__EXERCISE INPUTS__
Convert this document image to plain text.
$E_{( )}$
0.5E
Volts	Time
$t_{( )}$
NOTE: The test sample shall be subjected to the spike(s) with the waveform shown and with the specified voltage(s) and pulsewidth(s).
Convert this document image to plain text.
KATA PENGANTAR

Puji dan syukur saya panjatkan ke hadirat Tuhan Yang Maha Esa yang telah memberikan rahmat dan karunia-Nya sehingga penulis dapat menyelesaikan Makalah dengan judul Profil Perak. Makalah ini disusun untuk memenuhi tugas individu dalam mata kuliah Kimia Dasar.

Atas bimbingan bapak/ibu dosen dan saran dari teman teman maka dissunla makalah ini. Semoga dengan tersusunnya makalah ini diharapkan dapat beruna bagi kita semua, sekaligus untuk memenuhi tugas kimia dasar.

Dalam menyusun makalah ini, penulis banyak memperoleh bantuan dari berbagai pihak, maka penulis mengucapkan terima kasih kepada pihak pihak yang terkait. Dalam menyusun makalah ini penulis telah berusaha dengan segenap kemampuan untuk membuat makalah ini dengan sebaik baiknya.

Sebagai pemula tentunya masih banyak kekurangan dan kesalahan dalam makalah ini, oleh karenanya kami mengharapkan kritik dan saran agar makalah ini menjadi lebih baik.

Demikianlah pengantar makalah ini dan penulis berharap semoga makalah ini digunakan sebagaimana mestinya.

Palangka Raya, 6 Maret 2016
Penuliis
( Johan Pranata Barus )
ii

__OBJECTIVE__
How many of the lines above include the word "memenuhi"? Respond with the number alone.

__OUTPUT FOR THIS EXERCISE__
2